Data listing
-- Start --
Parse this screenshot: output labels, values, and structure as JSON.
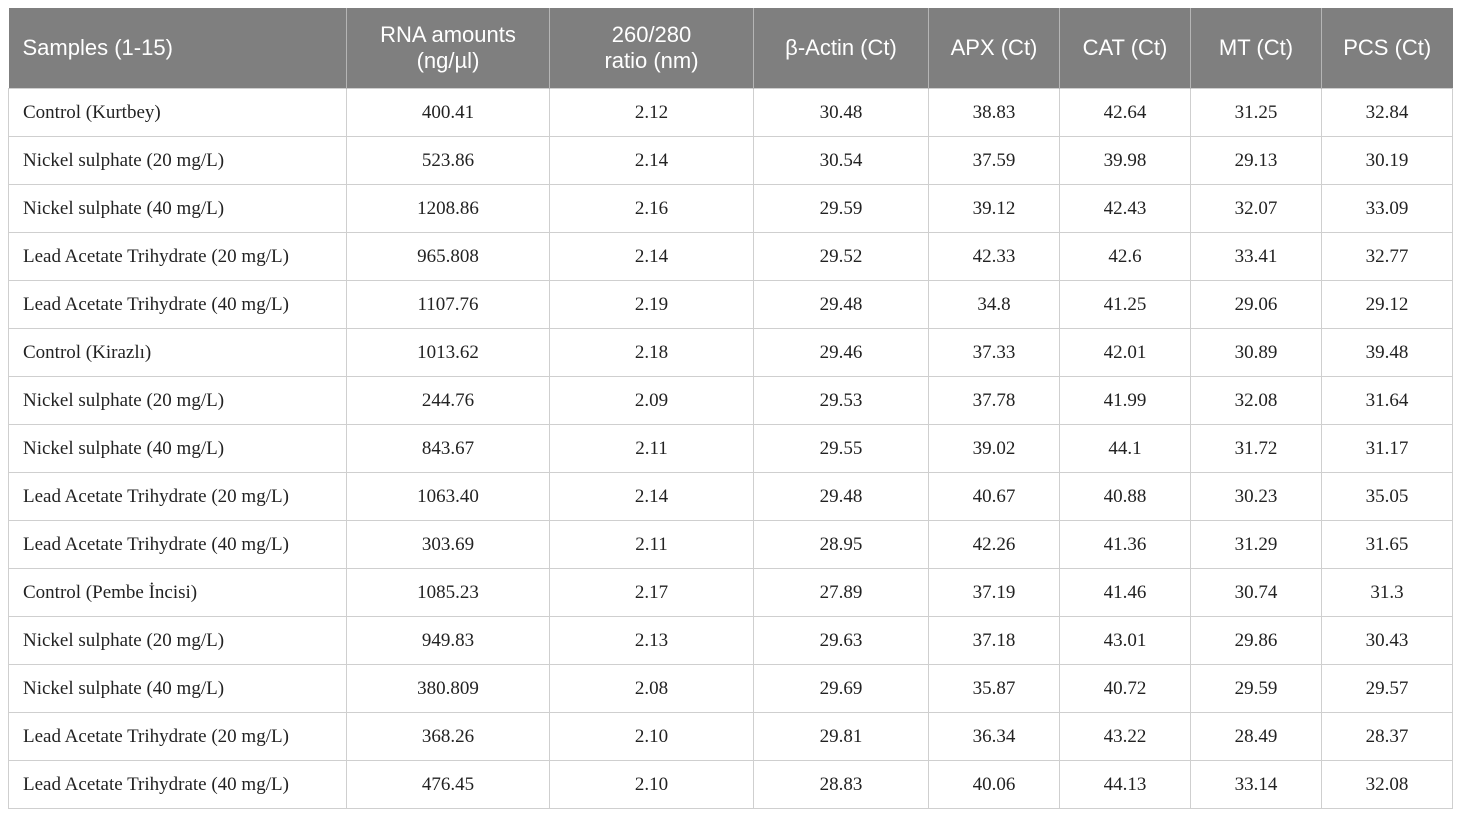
{
  "table": {
    "headers": [
      "Samples (1-15)",
      "RNA amounts\n(ng/µl)",
      "260/280\nratio (nm)",
      "β-Actin (Ct)",
      "APX (Ct)",
      "CAT (Ct)",
      "MT (Ct)",
      "PCS (Ct)"
    ],
    "rows": [
      [
        "Control (Kurtbey)",
        "400.41",
        "2.12",
        "30.48",
        "38.83",
        "42.64",
        "31.25",
        "32.84"
      ],
      [
        "Nickel sulphate (20 mg/L)",
        "523.86",
        "2.14",
        "30.54",
        "37.59",
        "39.98",
        "29.13",
        "30.19"
      ],
      [
        "Nickel sulphate (40 mg/L)",
        "1208.86",
        "2.16",
        "29.59",
        "39.12",
        "42.43",
        "32.07",
        "33.09"
      ],
      [
        "Lead Acetate Trihydrate (20 mg/L)",
        "965.808",
        "2.14",
        "29.52",
        "42.33",
        "42.6",
        "33.41",
        "32.77"
      ],
      [
        "Lead Acetate Trihydrate (40 mg/L)",
        "1107.76",
        "2.19",
        "29.48",
        "34.8",
        "41.25",
        "29.06",
        "29.12"
      ],
      [
        "Control (Kirazlı)",
        "1013.62",
        "2.18",
        "29.46",
        "37.33",
        "42.01",
        "30.89",
        "39.48"
      ],
      [
        "Nickel sulphate (20 mg/L)",
        "244.76",
        "2.09",
        "29.53",
        "37.78",
        "41.99",
        "32.08",
        "31.64"
      ],
      [
        "Nickel sulphate (40 mg/L)",
        "843.67",
        "2.11",
        "29.55",
        "39.02",
        "44.1",
        "31.72",
        "31.17"
      ],
      [
        "Lead Acetate Trihydrate (20 mg/L)",
        "1063.40",
        "2.14",
        "29.48",
        "40.67",
        "40.88",
        "30.23",
        "35.05"
      ],
      [
        "Lead Acetate Trihydrate (40 mg/L)",
        "303.69",
        "2.11",
        "28.95",
        "42.26",
        "41.36",
        "31.29",
        "31.65"
      ],
      [
        "Control (Pembe İncisi)",
        "1085.23",
        "2.17",
        "27.89",
        "37.19",
        "41.46",
        "30.74",
        "31.3"
      ],
      [
        "Nickel sulphate (20 mg/L)",
        "949.83",
        "2.13",
        "29.63",
        "37.18",
        "43.01",
        "29.86",
        "30.43"
      ],
      [
        "Nickel sulphate (40 mg/L)",
        "380.809",
        "2.08",
        "29.69",
        "35.87",
        "40.72",
        "29.59",
        "29.57"
      ],
      [
        "Lead Acetate Trihydrate (20 mg/L)",
        "368.26",
        "2.10",
        "29.81",
        "36.34",
        "43.22",
        "28.49",
        "28.37"
      ],
      [
        "Lead Acetate Trihydrate (40 mg/L)",
        "476.45",
        "2.10",
        "28.83",
        "40.06",
        "44.13",
        "33.14",
        "32.08"
      ]
    ]
  },
  "colors": {
    "header_background": "#7f7f7f",
    "header_text": "#ffffff",
    "grid_line": "#cfcfcf",
    "body_text": "#222222"
  }
}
-- End --
• **WHAT YOU NEED TO DO**
Keep the pictures out of the copy and return the rest of the data above exactly.

• **OUTPUT FOR THIS EXERCISE**
Parse this screenshot: output labels, values, and structure as JSON.
{
  "table": {
    "headers": [
      "Samples (1-15)",
      "RNA amounts\n(ng/µl)",
      "260/280\nratio (nm)",
      "β-Actin (Ct)",
      "APX (Ct)",
      "CAT (Ct)",
      "MT (Ct)",
      "PCS (Ct)"
    ],
    "rows": [
      [
        "Control (Kurtbey)",
        "400.41",
        "2.12",
        "30.48",
        "38.83",
        "42.64",
        "31.25",
        "32.84"
      ],
      [
        "Nickel sulphate (20 mg/L)",
        "523.86",
        "2.14",
        "30.54",
        "37.59",
        "39.98",
        "29.13",
        "30.19"
      ],
      [
        "Nickel sulphate (40 mg/L)",
        "1208.86",
        "2.16",
        "29.59",
        "39.12",
        "42.43",
        "32.07",
        "33.09"
      ],
      [
        "Lead Acetate Trihydrate (20 mg/L)",
        "965.808",
        "2.14",
        "29.52",
        "42.33",
        "42.6",
        "33.41",
        "32.77"
      ],
      [
        "Lead Acetate Trihydrate (40 mg/L)",
        "1107.76",
        "2.19",
        "29.48",
        "34.8",
        "41.25",
        "29.06",
        "29.12"
      ],
      [
        "Control (Kirazlı)",
        "1013.62",
        "2.18",
        "29.46",
        "37.33",
        "42.01",
        "30.89",
        "39.48"
      ],
      [
        "Nickel sulphate (20 mg/L)",
        "244.76",
        "2.09",
        "29.53",
        "37.78",
        "41.99",
        "32.08",
        "31.64"
      ],
      [
        "Nickel sulphate (40 mg/L)",
        "843.67",
        "2.11",
        "29.55",
        "39.02",
        "44.1",
        "31.72",
        "31.17"
      ],
      [
        "Lead Acetate Trihydrate (20 mg/L)",
        "1063.40",
        "2.14",
        "29.48",
        "40.67",
        "40.88",
        "30.23",
        "35.05"
      ],
      [
        "Lead Acetate Trihydrate (40 mg/L)",
        "303.69",
        "2.11",
        "28.95",
        "42.26",
        "41.36",
        "31.29",
        "31.65"
      ],
      [
        "Control (Pembe İncisi)",
        "1085.23",
        "2.17",
        "27.89",
        "37.19",
        "41.46",
        "30.74",
        "31.3"
      ],
      [
        "Nickel sulphate (20 mg/L)",
        "949.83",
        "2.13",
        "29.63",
        "37.18",
        "43.01",
        "29.86",
        "30.43"
      ],
      [
        "Nickel sulphate (40 mg/L)",
        "380.809",
        "2.08",
        "29.69",
        "35.87",
        "40.72",
        "29.59",
        "29.57"
      ],
      [
        "Lead Acetate Trihydrate (20 mg/L)",
        "368.26",
        "2.10",
        "29.81",
        "36.34",
        "43.22",
        "28.49",
        "28.37"
      ],
      [
        "Lead Acetate Trihydrate (40 mg/L)",
        "476.45",
        "2.10",
        "28.83",
        "40.06",
        "44.13",
        "33.14",
        "32.08"
      ]
    ]
  },
  "colors": {
    "header_background": "#7f7f7f",
    "header_text": "#ffffff",
    "grid_line": "#cfcfcf",
    "body_text": "#222222"
  }
}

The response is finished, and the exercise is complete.